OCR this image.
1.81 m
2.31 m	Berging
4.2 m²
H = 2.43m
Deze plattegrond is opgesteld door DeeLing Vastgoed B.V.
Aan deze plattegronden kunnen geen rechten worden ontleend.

- - - -

The records above must be repeated exactly, every one of them.

OCR this image.
1.81 m
2.31 m	Berging
4.2 m²
H = 2.43m
Deze plattegrond is opgesteld door DeeLing Vastgoed B.V.
Aan deze plattegronden kunnen geen rechten worden ontleend.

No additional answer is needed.